begin Supplied data

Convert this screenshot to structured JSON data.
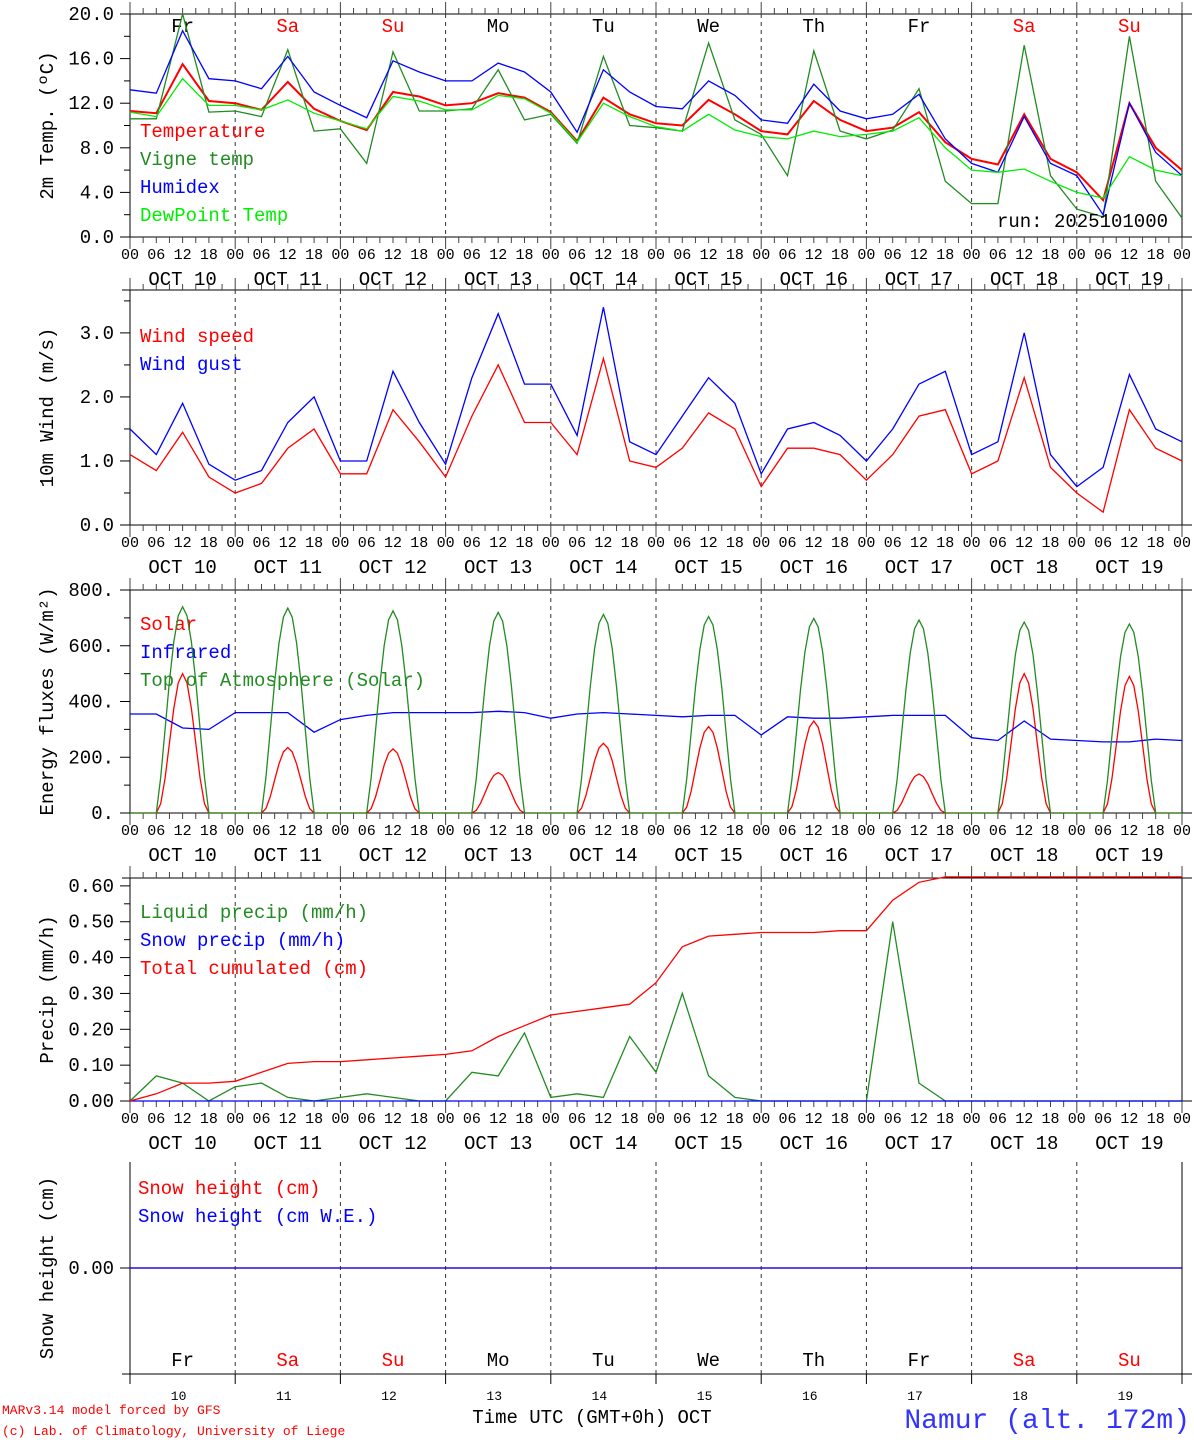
{
  "colors": {
    "red": "#ff0000",
    "green": "#228b22",
    "blue": "#0000ff",
    "lime": "#00ee00",
    "black": "#000000"
  },
  "days": [
    "Fr",
    "Sa",
    "Su",
    "Mo",
    "Tu",
    "We",
    "Th",
    "Fr",
    "Sa",
    "Su"
  ],
  "weekend": [
    false,
    true,
    true,
    false,
    false,
    false,
    false,
    false,
    true,
    true
  ],
  "dates": [
    "OCT 10",
    "OCT 11",
    "OCT 12",
    "OCT 13",
    "OCT 14",
    "OCT 15",
    "OCT 16",
    "OCT 17",
    "OCT 18",
    "OCT 19"
  ],
  "day_numbers": [
    "10",
    "11",
    "12",
    "13",
    "14",
    "15",
    "16",
    "17",
    "18",
    "19"
  ],
  "hour_labels": [
    "00",
    "06",
    "12",
    "18"
  ],
  "run": "run: 2025101000",
  "footer": {
    "model": "MARv3.14 model forced by GFS",
    "credit": "(c) Lab. of Climatology, University of Liege",
    "time_axis": "Time UTC (GMT+0h) OCT",
    "station": "Namur (alt. 172m)"
  },
  "chart_data": [
    {
      "type": "line",
      "ylabel": "2m Temp. (ºC)",
      "ylim": [
        0,
        20
      ],
      "yticks": [
        "0.0",
        "4.0",
        "8.0",
        "12.0",
        "16.0",
        "20.0"
      ],
      "x_hours_step": 6,
      "series": [
        {
          "name": "Temperature",
          "color": "#ff0000",
          "values": [
            11.3,
            11.1,
            15.5,
            12.2,
            12.0,
            11.4,
            13.9,
            11.5,
            10.4,
            9.6,
            13.0,
            12.6,
            11.8,
            12.0,
            12.9,
            12.5,
            11.2,
            8.6,
            12.5,
            11.0,
            10.2,
            10.0,
            12.3,
            11.0,
            9.5,
            9.2,
            12.2,
            10.5,
            9.5,
            9.8,
            11.2,
            8.5,
            7.0,
            6.5,
            11.0,
            7.0,
            5.8,
            3.3,
            12.0,
            8.0,
            6.0
          ]
        },
        {
          "name": "Vigne temp",
          "color": "#228b22",
          "values": [
            10.6,
            10.6,
            20,
            11.2,
            11.3,
            10.8,
            16.8,
            9.5,
            9.7,
            6.6,
            16.6,
            11.3,
            11.3,
            11.5,
            15.0,
            10.5,
            11.0,
            8.4,
            16.2,
            10.0,
            9.8,
            9.5,
            17.4,
            10.5,
            9.2,
            5.5,
            16.7,
            9.5,
            8.8,
            9.6,
            13.3,
            5.0,
            3.0,
            3.0,
            17.2,
            5.5,
            2.5,
            1.8,
            18.0,
            5.0,
            1.7
          ]
        },
        {
          "name": "Humidex",
          "color": "#0000ff",
          "values": [
            13.2,
            12.9,
            18.5,
            14.2,
            14.0,
            13.3,
            16.2,
            13.0,
            11.8,
            10.7,
            15.8,
            14.8,
            14.0,
            14.0,
            15.6,
            14.8,
            13.0,
            9.4,
            15.0,
            13.0,
            11.7,
            11.5,
            14.0,
            12.7,
            10.5,
            10.2,
            13.7,
            11.3,
            10.6,
            11.0,
            12.8,
            8.8,
            6.6,
            5.8,
            10.8,
            6.6,
            5.5,
            2.0,
            12.0,
            7.6,
            5.5
          ]
        },
        {
          "name": "DewPoint Temp",
          "color": "#00ee00",
          "values": [
            11.2,
            10.8,
            14.2,
            11.8,
            11.8,
            11.4,
            12.3,
            11.1,
            10.4,
            9.7,
            12.6,
            12.2,
            11.4,
            11.4,
            12.7,
            12.4,
            11.1,
            8.5,
            12.0,
            10.8,
            9.9,
            9.5,
            11.0,
            9.6,
            9.0,
            8.8,
            9.5,
            9.0,
            9.2,
            9.5,
            10.7,
            8.0,
            6.0,
            5.8,
            6.1,
            5.0,
            4.0,
            3.5,
            7.2,
            6.0,
            5.5
          ]
        }
      ]
    },
    {
      "type": "line",
      "ylabel": "10m Wind (m/s)",
      "ylim": [
        0,
        3.67
      ],
      "yticks": [
        "0.0",
        "1.0",
        "2.0",
        "3.0"
      ],
      "x_hours_step": 6,
      "series": [
        {
          "name": "Wind speed",
          "color": "#ff0000",
          "values": [
            1.1,
            0.85,
            1.45,
            0.75,
            0.5,
            0.65,
            1.2,
            1.5,
            0.8,
            0.8,
            1.8,
            1.3,
            0.75,
            1.7,
            2.5,
            1.6,
            1.6,
            1.1,
            2.6,
            1.0,
            0.9,
            1.2,
            1.75,
            1.5,
            0.6,
            1.2,
            1.2,
            1.1,
            0.7,
            1.1,
            1.7,
            1.8,
            0.8,
            1.0,
            2.3,
            0.9,
            0.5,
            0.2,
            1.8,
            1.2,
            1.0
          ]
        },
        {
          "name": "Wind gust",
          "color": "#0000ff",
          "values": [
            1.5,
            1.1,
            1.9,
            0.95,
            0.7,
            0.85,
            1.6,
            2.0,
            1.0,
            1.0,
            2.4,
            1.6,
            0.95,
            2.3,
            3.3,
            2.2,
            2.2,
            1.4,
            3.4,
            1.3,
            1.1,
            1.7,
            2.3,
            1.9,
            0.8,
            1.5,
            1.6,
            1.4,
            1.0,
            1.5,
            2.2,
            2.4,
            1.1,
            1.3,
            3.0,
            1.1,
            0.6,
            0.9,
            2.35,
            1.5,
            1.3
          ]
        }
      ]
    },
    {
      "type": "line",
      "ylabel": "Energy fluxes (W/m²)",
      "ylim": [
        0,
        800
      ],
      "yticks": [
        "0.",
        "200.",
        "400.",
        "600.",
        "800."
      ],
      "series": [
        {
          "name": "Solar",
          "color": "#ff0000",
          "daily_peaks": [
            500,
            235,
            230,
            145,
            250,
            310,
            330,
            140,
            500,
            490
          ]
        },
        {
          "name": "Infrared",
          "color": "#0000ff",
          "x_hours_step": 6,
          "values": [
            355,
            355,
            305,
            300,
            360,
            360,
            360,
            290,
            335,
            350,
            360,
            360,
            360,
            360,
            365,
            360,
            340,
            355,
            360,
            355,
            350,
            345,
            350,
            350,
            280,
            345,
            340,
            340,
            345,
            350,
            350,
            350,
            270,
            260,
            330,
            265,
            260,
            255,
            255,
            265,
            260
          ]
        },
        {
          "name": "Top of Atmosphere (Solar)",
          "color": "#228b22",
          "daily_peaks": [
            740,
            735,
            725,
            720,
            712,
            705,
            698,
            692,
            685,
            678
          ]
        }
      ]
    },
    {
      "type": "line",
      "ylabel": "Precip (mm/h)",
      "ylim": [
        0,
        0.622
      ],
      "yticks": [
        "0.00",
        "0.10",
        "0.20",
        "0.30",
        "0.40",
        "0.50",
        "0.60"
      ],
      "x_hours_step": 6,
      "series": [
        {
          "name": "Liquid precip (mm/h)",
          "color": "#228b22",
          "values": [
            0,
            0.07,
            0.05,
            0,
            0.04,
            0.05,
            0.01,
            0,
            0.01,
            0.02,
            0.01,
            0,
            0,
            0.08,
            0.07,
            0.19,
            0.01,
            0.02,
            0.01,
            0.18,
            0.08,
            0.3,
            0.07,
            0.01,
            0,
            0,
            0,
            0,
            0,
            0.5,
            0.05,
            0,
            0,
            0,
            0,
            0,
            0,
            0,
            0,
            0,
            0
          ]
        },
        {
          "name": "Snow precip (mm/h)",
          "color": "#0000ff",
          "values": [
            0,
            0,
            0,
            0,
            0,
            0,
            0,
            0,
            0,
            0,
            0,
            0,
            0,
            0,
            0,
            0,
            0,
            0,
            0,
            0,
            0,
            0,
            0,
            0,
            0,
            0,
            0,
            0,
            0,
            0,
            0,
            0,
            0,
            0,
            0,
            0,
            0,
            0,
            0,
            0,
            0
          ]
        },
        {
          "name": "Total cumulated (cm)",
          "color": "#ff0000",
          "values": [
            0,
            0.02,
            0.05,
            0.05,
            0.055,
            0.08,
            0.105,
            0.11,
            0.11,
            0.115,
            0.12,
            0.125,
            0.13,
            0.14,
            0.18,
            0.21,
            0.24,
            0.25,
            0.26,
            0.27,
            0.33,
            0.43,
            0.46,
            0.465,
            0.47,
            0.47,
            0.47,
            0.475,
            0.475,
            0.56,
            0.61,
            0.625,
            0.625,
            0.625,
            0.625,
            0.625,
            0.625,
            0.625,
            0.625,
            0.625,
            0.625
          ]
        }
      ]
    },
    {
      "type": "line",
      "ylabel": "Snow height (cm)",
      "ylim": [
        -1,
        1
      ],
      "yticks": [
        "0.00"
      ],
      "ytick_values": [
        0
      ],
      "x_hours_step": 6,
      "series": [
        {
          "name": "Snow height (cm)",
          "color": "#ff0000",
          "values": [
            0,
            0,
            0,
            0,
            0,
            0,
            0,
            0,
            0,
            0,
            0,
            0,
            0,
            0,
            0,
            0,
            0,
            0,
            0,
            0,
            0,
            0,
            0,
            0,
            0,
            0,
            0,
            0,
            0,
            0,
            0,
            0,
            0,
            0,
            0,
            0,
            0,
            0,
            0,
            0,
            0
          ]
        },
        {
          "name": "Snow height (cm W.E.)",
          "color": "#0000ff",
          "values": [
            0,
            0,
            0,
            0,
            0,
            0,
            0,
            0,
            0,
            0,
            0,
            0,
            0,
            0,
            0,
            0,
            0,
            0,
            0,
            0,
            0,
            0,
            0,
            0,
            0,
            0,
            0,
            0,
            0,
            0,
            0,
            0,
            0,
            0,
            0,
            0,
            0,
            0,
            0,
            0,
            0
          ]
        }
      ]
    }
  ]
}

end Supplied data

### To be done:
Every line that holds the string "Wind" should be returned.

### The completed task:
      "ylabel": "10m Wind (m/s)",
          "name": "Wind speed",
          "name": "Wind gust",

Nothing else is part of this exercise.